## AVAILABLE RECORDS

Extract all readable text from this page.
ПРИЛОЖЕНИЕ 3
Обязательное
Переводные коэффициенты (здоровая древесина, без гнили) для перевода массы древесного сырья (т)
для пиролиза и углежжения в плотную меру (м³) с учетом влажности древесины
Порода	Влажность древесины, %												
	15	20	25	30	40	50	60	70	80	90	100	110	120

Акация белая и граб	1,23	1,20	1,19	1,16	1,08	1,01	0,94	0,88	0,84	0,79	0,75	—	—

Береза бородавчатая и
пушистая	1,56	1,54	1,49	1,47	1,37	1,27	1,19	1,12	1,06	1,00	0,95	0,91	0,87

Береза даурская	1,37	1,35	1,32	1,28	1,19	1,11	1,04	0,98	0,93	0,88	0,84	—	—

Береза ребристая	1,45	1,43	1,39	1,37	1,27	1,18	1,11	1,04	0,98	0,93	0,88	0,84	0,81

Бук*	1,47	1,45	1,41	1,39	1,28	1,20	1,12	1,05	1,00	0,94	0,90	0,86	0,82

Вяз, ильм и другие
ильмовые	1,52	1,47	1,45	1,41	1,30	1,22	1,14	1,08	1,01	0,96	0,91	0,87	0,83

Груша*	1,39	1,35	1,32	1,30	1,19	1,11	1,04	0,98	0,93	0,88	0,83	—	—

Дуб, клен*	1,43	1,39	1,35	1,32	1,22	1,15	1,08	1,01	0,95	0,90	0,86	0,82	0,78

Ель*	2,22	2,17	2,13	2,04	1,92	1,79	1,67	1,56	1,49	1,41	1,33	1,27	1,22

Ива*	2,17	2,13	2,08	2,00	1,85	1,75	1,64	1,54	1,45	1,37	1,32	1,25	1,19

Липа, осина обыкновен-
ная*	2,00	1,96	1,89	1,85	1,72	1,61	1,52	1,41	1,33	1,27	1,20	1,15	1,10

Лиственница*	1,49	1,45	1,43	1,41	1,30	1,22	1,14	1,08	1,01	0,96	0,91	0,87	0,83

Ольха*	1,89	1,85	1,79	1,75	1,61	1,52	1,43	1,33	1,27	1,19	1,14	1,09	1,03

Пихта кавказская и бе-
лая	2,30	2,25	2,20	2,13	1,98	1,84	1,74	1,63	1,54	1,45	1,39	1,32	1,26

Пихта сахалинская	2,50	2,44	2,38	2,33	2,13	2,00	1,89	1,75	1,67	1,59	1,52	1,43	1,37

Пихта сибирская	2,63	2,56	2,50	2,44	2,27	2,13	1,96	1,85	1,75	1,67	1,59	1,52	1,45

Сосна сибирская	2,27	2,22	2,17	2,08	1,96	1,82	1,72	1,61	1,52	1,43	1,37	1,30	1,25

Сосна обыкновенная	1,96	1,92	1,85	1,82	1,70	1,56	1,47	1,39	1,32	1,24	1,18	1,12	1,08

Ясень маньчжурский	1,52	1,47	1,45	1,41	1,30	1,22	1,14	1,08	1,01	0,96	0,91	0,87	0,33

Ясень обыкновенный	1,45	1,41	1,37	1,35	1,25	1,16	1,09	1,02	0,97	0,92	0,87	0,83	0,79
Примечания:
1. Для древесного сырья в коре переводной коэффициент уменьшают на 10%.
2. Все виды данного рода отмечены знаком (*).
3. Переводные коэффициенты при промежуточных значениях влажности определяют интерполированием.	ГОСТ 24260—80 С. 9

## WRITTEN EXERCISE
Write out the entries above once more, without altering anything.

## FINISHED EXERCISE
Extract all readable text from this page.
ПРИЛОЖЕНИЕ 3
Обязательное
Переводные коэффициенты (здоровая древесина, без гнили) для перевода массы древесного сырья (т)
для пиролиза и углежжения в плотную меру (м³) с учетом влажности древесины
Порода	Влажность древесины, %												
	15	20	25	30	40	50	60	70	80	90	100	110	120

Акация белая и граб	1,23	1,20	1,19	1,16	1,08	1,01	0,94	0,88	0,84	0,79	0,75	—	—

Береза бородавчатая и
пушистая	1,56	1,54	1,49	1,47	1,37	1,27	1,19	1,12	1,06	1,00	0,95	0,91	0,87

Береза даурская	1,37	1,35	1,32	1,28	1,19	1,11	1,04	0,98	0,93	0,88	0,84	—	—

Береза ребристая	1,45	1,43	1,39	1,37	1,27	1,18	1,11	1,04	0,98	0,93	0,88	0,84	0,81

Бук*	1,47	1,45	1,41	1,39	1,28	1,20	1,12	1,05	1,00	0,94	0,90	0,86	0,82

Вяз, ильм и другие
ильмовые	1,52	1,47	1,45	1,41	1,30	1,22	1,14	1,08	1,01	0,96	0,91	0,87	0,83

Груша*	1,39	1,35	1,32	1,30	1,19	1,11	1,04	0,98	0,93	0,88	0,83	—	—

Дуб, клен*	1,43	1,39	1,35	1,32	1,22	1,15	1,08	1,01	0,95	0,90	0,86	0,82	0,78

Ель*	2,22	2,17	2,13	2,04	1,92	1,79	1,67	1,56	1,49	1,41	1,33	1,27	1,22

Ива*	2,17	2,13	2,08	2,00	1,85	1,75	1,64	1,54	1,45	1,37	1,32	1,25	1,19

Липа, осина обыкновен-
ная*	2,00	1,96	1,89	1,85	1,72	1,61	1,52	1,41	1,33	1,27	1,20	1,15	1,10

Лиственница*	1,49	1,45	1,43	1,41	1,30	1,22	1,14	1,08	1,01	0,96	0,91	0,87	0,83

Ольха*	1,89	1,85	1,79	1,75	1,61	1,52	1,43	1,33	1,27	1,19	1,14	1,09	1,03

Пихта кавказская и бе-
лая	2,30	2,25	2,20	2,13	1,98	1,84	1,74	1,63	1,54	1,45	1,39	1,32	1,26

Пихта сахалинская	2,50	2,44	2,38	2,33	2,13	2,00	1,89	1,75	1,67	1,59	1,52	1,43	1,37

Пихта сибирская	2,63	2,56	2,50	2,44	2,27	2,13	1,96	1,85	1,75	1,67	1,59	1,52	1,45

Сосна сибирская	2,27	2,22	2,17	2,08	1,96	1,82	1,72	1,61	1,52	1,43	1,37	1,30	1,25

Сосна обыкновенная	1,96	1,92	1,85	1,82	1,70	1,56	1,47	1,39	1,32	1,24	1,18	1,12	1,08

Ясень маньчжурский	1,52	1,47	1,45	1,41	1,30	1,22	1,14	1,08	1,01	0,96	0,91	0,87	0,33

Ясень обыкновенный	1,45	1,41	1,37	1,35	1,25	1,16	1,09	1,02	0,97	0,92	0,87	0,83	0,79
Примечания:
1. Для древесного сырья в коре переводной коэффициент уменьшают на 10%.
2. Все виды данного рода отмечены знаком (*).
3. Переводные коэффициенты при промежуточных значениях влажности определяют интерполированием.	ГОСТ 24260—80 С. 9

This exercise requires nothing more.